**WORK ORDER:** Write out the stretch of the Q-learning exercise text from "Task 2: This" through "facilitate faster learning?" again, substituting "observation space" for "state space".

**SUPPLIED TEXT:**
■ ■ ■ ■ ■
Task 1: Right now our QLearner just takes a random action and learns... nothing. Modify the `select_action` and `update_q_table` methods to turn our learner into an $\epsilon$-greed Q learner!

Task 2: This agent learns, but not as quickly as we like. Take a look at the agent performing the task. What seem to be the relevant environmental variables? How might we modify the state space to facilitate faster learning?
■ ■ ■ ■ ■
**PROVIDED RECORDS:**
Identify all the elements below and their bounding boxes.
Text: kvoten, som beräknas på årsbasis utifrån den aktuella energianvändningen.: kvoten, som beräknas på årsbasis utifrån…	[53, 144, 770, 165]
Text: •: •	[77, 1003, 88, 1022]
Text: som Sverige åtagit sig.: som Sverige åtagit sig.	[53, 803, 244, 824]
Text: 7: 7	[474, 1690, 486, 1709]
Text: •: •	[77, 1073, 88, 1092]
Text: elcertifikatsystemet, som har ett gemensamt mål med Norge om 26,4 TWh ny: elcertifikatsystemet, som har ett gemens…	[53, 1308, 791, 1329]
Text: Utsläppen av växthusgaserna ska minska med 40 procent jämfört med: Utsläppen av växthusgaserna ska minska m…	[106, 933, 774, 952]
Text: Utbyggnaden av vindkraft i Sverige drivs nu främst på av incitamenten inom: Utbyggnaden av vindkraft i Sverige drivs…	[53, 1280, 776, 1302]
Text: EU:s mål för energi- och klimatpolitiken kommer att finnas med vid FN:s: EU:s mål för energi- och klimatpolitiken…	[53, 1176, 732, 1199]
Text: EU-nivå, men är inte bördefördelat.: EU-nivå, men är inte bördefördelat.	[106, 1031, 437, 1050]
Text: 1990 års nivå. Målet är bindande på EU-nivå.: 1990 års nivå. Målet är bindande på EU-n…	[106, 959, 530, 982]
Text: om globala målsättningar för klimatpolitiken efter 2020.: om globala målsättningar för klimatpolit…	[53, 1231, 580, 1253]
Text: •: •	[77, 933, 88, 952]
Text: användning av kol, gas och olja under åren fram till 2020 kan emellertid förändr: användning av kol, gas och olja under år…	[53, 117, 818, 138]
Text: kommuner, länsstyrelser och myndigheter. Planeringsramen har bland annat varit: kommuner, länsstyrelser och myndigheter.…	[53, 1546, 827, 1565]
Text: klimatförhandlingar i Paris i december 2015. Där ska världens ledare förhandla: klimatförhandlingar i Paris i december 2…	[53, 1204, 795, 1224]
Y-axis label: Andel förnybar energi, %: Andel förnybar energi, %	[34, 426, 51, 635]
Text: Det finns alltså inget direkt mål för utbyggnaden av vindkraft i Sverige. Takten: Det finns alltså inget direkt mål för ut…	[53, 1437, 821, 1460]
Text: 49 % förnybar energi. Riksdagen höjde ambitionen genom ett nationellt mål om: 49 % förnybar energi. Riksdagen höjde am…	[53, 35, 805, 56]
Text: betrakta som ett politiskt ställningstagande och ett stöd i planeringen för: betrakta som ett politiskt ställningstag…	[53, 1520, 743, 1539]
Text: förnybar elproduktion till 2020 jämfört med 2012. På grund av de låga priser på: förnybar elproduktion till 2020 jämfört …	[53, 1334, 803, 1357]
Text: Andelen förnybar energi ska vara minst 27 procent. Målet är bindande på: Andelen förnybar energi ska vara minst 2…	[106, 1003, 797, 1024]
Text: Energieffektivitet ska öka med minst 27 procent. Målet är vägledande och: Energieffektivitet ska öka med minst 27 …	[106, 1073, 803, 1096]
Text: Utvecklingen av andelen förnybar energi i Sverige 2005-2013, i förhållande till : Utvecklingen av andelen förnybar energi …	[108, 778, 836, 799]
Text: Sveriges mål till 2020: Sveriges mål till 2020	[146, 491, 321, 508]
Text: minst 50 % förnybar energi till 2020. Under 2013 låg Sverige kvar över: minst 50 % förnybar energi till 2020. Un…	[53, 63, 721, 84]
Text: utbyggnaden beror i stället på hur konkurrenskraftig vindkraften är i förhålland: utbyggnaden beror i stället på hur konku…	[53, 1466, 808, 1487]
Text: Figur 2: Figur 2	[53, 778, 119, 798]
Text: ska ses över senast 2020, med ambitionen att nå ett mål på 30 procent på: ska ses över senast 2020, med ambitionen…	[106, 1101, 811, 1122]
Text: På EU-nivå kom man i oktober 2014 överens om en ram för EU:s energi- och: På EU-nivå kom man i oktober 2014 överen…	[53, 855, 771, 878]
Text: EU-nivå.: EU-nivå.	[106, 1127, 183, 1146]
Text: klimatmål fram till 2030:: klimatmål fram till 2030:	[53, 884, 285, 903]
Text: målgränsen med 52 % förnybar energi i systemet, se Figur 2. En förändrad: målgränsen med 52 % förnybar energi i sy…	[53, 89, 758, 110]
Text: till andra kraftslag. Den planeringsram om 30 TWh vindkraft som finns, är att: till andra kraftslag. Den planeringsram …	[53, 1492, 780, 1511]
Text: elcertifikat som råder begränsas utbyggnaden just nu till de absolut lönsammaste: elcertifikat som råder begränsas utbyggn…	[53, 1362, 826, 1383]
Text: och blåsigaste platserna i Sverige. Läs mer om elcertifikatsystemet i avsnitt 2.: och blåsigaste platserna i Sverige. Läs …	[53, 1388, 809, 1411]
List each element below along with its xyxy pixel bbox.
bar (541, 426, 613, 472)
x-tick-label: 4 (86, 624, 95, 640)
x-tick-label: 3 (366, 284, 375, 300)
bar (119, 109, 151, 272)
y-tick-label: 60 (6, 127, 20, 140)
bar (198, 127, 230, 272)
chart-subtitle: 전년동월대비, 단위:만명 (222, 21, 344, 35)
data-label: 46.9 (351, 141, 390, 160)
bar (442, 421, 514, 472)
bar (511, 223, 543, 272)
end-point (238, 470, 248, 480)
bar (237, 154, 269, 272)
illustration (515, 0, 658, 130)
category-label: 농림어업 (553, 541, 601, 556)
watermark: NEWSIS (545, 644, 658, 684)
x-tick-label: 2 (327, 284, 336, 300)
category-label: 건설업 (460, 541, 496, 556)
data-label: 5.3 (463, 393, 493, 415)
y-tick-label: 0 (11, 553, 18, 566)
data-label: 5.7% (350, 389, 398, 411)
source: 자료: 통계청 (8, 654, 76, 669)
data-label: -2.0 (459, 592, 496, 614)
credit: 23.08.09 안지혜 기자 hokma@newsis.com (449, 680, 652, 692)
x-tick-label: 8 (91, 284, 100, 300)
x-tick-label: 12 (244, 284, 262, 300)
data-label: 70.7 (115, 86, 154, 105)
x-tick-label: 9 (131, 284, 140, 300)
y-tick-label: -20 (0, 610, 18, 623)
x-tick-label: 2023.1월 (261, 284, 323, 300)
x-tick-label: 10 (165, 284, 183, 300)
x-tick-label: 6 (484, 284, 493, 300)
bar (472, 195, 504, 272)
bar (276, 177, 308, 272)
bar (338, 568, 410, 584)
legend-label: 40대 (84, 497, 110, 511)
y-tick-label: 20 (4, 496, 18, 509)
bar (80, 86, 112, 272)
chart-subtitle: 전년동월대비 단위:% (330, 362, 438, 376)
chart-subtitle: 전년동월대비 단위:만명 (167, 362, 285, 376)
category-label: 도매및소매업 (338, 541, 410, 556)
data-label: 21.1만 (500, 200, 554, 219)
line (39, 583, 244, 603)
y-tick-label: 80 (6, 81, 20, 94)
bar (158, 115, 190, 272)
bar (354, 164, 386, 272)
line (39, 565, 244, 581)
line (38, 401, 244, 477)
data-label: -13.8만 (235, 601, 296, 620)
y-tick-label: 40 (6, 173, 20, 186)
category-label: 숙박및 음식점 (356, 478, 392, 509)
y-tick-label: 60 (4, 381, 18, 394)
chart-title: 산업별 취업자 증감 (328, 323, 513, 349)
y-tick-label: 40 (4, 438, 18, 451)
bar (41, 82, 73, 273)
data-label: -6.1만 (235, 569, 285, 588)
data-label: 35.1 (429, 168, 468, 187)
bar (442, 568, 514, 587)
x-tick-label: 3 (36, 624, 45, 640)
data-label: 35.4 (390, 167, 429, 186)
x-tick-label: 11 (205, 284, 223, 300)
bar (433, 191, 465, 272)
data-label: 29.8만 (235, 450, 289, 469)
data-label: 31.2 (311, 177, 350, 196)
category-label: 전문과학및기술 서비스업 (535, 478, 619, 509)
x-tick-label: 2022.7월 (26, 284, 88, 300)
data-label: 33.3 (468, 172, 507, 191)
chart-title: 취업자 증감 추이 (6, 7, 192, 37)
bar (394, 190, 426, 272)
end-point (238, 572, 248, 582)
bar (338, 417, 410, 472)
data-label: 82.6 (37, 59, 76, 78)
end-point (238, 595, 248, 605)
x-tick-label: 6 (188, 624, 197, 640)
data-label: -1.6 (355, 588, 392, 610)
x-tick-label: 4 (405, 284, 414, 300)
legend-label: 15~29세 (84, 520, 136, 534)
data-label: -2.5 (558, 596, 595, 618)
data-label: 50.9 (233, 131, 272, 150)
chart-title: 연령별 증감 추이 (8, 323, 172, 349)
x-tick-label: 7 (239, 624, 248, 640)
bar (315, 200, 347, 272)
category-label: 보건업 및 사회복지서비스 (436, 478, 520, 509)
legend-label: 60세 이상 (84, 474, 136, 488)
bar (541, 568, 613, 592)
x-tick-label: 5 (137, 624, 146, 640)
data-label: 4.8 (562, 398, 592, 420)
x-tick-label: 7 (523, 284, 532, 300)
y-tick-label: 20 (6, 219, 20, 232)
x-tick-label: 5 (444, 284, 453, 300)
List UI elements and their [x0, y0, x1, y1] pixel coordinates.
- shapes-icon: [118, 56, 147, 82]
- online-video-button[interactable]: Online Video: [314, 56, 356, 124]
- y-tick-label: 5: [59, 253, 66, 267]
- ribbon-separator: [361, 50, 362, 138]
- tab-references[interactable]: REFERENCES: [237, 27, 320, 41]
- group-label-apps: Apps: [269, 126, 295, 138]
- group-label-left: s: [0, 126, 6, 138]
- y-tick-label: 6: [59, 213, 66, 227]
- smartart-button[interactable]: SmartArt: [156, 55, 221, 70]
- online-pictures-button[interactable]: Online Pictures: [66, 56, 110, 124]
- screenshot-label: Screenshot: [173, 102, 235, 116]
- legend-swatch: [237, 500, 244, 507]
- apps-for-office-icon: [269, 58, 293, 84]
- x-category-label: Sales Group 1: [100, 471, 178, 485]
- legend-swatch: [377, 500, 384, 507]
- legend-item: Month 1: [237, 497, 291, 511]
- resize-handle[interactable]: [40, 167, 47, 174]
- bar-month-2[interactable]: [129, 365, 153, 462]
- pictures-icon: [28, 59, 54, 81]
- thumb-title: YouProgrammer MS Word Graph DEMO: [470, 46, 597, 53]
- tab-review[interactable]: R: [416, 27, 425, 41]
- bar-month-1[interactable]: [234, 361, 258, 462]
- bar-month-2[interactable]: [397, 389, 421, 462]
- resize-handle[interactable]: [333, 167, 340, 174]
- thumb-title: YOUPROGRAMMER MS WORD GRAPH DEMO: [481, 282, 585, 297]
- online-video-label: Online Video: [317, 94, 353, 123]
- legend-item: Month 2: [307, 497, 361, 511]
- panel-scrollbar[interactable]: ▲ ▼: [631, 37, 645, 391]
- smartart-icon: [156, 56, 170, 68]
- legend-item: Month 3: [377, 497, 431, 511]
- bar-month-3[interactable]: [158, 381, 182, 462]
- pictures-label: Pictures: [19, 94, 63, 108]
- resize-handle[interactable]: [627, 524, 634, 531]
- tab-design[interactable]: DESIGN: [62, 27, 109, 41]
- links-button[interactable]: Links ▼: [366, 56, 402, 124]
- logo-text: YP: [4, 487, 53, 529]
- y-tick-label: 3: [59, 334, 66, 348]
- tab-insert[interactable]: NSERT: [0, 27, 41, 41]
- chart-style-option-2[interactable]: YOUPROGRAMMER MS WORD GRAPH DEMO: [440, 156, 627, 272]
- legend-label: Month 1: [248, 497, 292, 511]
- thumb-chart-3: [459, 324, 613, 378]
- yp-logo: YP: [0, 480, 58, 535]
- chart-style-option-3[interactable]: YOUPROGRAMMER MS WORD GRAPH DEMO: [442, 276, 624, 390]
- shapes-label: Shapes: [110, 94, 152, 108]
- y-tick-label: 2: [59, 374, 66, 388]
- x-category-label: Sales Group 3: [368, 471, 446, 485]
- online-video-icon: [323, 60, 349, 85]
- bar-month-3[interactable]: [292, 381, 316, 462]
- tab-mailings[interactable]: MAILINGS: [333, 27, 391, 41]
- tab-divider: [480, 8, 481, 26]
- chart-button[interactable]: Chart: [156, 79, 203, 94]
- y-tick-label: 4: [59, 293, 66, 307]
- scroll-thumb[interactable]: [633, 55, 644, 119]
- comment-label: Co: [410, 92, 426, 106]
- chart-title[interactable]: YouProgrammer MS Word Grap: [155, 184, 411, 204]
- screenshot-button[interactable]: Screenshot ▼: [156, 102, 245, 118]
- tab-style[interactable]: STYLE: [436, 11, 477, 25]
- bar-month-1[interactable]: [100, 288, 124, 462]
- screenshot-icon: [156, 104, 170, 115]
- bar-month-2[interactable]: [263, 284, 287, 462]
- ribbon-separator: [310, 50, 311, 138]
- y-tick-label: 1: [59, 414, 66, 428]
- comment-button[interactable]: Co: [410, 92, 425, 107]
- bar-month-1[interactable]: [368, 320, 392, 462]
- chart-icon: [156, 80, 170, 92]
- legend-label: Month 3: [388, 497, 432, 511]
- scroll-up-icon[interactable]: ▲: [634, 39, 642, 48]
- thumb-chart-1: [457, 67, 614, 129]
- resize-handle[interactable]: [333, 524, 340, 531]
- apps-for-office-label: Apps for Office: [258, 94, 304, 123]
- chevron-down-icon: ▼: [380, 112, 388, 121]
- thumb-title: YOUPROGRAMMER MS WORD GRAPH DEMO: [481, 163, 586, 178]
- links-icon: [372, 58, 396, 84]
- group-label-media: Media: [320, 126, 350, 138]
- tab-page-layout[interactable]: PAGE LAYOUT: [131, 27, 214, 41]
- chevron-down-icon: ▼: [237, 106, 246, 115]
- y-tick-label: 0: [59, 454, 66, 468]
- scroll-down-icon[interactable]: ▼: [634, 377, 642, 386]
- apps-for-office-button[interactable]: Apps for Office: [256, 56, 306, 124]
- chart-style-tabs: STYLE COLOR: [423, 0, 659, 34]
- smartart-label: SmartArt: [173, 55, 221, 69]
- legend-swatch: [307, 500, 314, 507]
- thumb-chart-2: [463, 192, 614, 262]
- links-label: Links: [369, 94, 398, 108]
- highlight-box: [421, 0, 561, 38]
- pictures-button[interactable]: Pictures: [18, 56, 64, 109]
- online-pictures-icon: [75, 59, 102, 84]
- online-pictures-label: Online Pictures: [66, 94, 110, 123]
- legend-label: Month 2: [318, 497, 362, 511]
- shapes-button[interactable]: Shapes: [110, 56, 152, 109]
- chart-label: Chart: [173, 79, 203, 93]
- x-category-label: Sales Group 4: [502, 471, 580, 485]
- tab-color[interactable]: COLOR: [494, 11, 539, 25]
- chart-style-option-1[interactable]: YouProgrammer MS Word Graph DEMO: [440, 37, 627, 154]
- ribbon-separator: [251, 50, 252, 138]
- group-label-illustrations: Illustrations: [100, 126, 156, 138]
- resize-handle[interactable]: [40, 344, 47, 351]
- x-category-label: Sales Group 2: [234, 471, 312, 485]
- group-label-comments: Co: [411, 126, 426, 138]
■ ■ ■ ■ ■
**SOLUTION TO THIS PROBLEM:**
Task 2: This agent learns, but not as quickly as we like. Take a look at the agent performing the task. What seem to be the relevant environmental variables? How might we modify the observation space to facilitate faster learning?